start ROWS

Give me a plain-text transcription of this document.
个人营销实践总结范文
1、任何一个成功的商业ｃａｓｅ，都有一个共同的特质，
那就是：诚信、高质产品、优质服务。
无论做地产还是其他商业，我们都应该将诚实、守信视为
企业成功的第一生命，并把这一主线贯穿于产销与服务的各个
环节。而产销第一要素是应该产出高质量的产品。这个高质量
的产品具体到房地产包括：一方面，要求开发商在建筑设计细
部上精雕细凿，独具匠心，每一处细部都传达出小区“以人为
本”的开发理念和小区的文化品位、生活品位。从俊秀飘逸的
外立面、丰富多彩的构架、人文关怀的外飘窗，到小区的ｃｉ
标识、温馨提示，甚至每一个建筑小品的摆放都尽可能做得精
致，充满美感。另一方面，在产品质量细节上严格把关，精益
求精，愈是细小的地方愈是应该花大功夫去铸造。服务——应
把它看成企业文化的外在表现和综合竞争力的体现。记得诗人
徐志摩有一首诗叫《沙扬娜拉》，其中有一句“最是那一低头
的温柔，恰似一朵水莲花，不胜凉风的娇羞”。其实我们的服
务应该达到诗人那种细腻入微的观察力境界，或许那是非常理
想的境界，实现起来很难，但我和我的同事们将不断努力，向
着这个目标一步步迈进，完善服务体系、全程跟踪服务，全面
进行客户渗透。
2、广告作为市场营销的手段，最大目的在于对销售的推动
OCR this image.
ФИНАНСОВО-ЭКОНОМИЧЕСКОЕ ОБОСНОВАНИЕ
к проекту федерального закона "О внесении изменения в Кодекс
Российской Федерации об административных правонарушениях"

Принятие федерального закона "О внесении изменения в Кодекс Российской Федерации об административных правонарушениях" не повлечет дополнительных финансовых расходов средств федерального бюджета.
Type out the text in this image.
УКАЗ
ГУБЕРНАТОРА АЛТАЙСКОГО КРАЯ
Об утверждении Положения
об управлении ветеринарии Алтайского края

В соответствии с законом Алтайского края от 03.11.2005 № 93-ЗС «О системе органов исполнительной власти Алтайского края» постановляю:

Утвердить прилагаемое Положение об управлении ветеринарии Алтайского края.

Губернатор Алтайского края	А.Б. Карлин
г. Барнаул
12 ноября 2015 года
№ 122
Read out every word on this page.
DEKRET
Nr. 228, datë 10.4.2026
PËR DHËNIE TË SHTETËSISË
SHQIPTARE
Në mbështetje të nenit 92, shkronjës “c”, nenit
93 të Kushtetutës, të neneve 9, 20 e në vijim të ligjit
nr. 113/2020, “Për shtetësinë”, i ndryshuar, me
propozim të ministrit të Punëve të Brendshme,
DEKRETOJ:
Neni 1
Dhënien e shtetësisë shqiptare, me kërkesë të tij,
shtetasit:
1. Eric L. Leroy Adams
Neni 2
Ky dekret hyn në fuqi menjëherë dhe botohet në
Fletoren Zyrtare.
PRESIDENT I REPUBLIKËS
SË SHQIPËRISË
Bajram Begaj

end ROWS

_GIVEN PROBLEM_
Nothing but the lines from the one with "Read out every word on this page." through the last line should be repeated, each exactly as it stands.

_SOLUTION TO THE EXERCISE_
Read out every word on this page.
DEKRET
Nr. 228, datë 10.4.2026
PËR DHËNIE TË SHTETËSISË
SHQIPTARE
Në mbështetje të nenit 92, shkronjës “c”, nenit
93 të Kushtetutës, të neneve 9, 20 e në vijim të ligjit
nr. 113/2020, “Për shtetësinë”, i ndryshuar, me
propozim të ministrit të Punëve të Brendshme,
DEKRETOJ:
Neni 1
Dhënien e shtetësisë shqiptare, me kërkesë të tij,
shtetasit:
1. Eric L. Leroy Adams
Neni 2
Ky dekret hyn në fuqi menjëherë dhe botohet në
Fletoren Zyrtare.
PRESIDENT I REPUBLIKËS
SË SHQIPËRISË
Bajram Begaj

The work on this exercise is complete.